* [Direction]:
All lines in the data bearing the string "this" should be identified and copied.

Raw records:
════

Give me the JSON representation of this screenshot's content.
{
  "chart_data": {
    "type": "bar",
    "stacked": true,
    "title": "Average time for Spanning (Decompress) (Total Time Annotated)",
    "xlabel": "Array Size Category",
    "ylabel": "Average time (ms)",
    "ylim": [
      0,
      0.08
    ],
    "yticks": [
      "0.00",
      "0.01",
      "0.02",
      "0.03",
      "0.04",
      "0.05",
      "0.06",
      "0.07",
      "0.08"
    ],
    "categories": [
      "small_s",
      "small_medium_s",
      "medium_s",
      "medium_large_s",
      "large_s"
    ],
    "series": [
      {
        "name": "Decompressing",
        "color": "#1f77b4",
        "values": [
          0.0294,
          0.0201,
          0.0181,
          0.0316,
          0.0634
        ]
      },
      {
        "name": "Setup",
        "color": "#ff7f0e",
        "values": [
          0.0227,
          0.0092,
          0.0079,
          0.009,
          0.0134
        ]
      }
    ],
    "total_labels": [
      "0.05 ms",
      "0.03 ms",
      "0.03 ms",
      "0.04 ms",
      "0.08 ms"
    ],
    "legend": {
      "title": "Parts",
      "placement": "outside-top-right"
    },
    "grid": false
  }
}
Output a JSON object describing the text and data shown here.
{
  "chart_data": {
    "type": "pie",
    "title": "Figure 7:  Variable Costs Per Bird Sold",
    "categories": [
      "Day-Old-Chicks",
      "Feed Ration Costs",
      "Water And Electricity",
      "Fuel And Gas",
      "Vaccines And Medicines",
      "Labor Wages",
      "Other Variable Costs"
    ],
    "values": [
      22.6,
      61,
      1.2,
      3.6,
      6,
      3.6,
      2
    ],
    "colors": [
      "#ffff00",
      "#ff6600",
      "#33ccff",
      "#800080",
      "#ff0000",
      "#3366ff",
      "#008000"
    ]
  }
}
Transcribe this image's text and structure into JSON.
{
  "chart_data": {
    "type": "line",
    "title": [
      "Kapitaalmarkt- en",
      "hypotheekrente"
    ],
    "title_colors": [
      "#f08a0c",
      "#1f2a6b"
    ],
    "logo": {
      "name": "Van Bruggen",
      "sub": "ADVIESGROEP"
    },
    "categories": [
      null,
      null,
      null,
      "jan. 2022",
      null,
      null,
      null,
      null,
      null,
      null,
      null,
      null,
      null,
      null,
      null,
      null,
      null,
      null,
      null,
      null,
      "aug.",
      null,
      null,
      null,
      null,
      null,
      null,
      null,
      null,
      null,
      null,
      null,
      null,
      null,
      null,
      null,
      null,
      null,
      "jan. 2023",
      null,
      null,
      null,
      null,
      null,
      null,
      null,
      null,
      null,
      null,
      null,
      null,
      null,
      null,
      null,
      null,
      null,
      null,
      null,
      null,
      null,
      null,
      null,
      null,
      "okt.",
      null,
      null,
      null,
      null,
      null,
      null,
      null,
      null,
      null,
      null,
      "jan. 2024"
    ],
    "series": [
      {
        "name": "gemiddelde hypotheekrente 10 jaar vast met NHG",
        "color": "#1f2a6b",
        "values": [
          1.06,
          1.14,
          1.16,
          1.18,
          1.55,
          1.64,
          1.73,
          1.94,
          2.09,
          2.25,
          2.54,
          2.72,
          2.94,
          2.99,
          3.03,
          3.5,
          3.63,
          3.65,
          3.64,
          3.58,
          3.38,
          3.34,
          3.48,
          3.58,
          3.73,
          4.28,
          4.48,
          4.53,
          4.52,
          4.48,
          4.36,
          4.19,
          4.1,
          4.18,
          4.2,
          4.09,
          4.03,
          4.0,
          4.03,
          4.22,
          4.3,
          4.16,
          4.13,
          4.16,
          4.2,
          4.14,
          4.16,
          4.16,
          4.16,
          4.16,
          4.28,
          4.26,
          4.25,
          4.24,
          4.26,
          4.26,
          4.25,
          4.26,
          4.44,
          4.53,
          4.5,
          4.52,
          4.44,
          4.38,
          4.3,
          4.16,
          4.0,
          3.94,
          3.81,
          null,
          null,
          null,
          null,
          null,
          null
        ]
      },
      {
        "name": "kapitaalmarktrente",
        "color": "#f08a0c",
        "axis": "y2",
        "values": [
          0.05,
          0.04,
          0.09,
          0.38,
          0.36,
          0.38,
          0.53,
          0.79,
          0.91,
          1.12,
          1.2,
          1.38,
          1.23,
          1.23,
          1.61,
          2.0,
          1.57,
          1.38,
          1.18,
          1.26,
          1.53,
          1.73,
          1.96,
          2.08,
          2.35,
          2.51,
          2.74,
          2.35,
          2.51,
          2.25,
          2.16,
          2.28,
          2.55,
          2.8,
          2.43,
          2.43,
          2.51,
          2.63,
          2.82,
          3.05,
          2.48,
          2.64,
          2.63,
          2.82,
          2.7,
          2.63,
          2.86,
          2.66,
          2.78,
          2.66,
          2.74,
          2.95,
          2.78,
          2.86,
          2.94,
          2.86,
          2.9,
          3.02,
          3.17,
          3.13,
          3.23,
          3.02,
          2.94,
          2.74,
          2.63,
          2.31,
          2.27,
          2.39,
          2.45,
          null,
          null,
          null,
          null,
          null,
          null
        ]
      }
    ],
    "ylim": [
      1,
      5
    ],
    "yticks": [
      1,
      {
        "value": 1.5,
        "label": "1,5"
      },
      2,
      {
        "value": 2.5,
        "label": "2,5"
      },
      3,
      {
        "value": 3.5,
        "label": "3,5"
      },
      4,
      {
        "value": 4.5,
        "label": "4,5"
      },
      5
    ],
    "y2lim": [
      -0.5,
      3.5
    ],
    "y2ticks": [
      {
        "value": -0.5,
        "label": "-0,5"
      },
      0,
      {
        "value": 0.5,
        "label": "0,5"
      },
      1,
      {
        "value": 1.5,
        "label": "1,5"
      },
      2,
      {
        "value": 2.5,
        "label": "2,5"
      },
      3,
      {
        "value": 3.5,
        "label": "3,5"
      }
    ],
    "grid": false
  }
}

════

* [Response]:
Give me the JSON representation of this screenshot's content.
Transcribe this image's text and structure into JSON.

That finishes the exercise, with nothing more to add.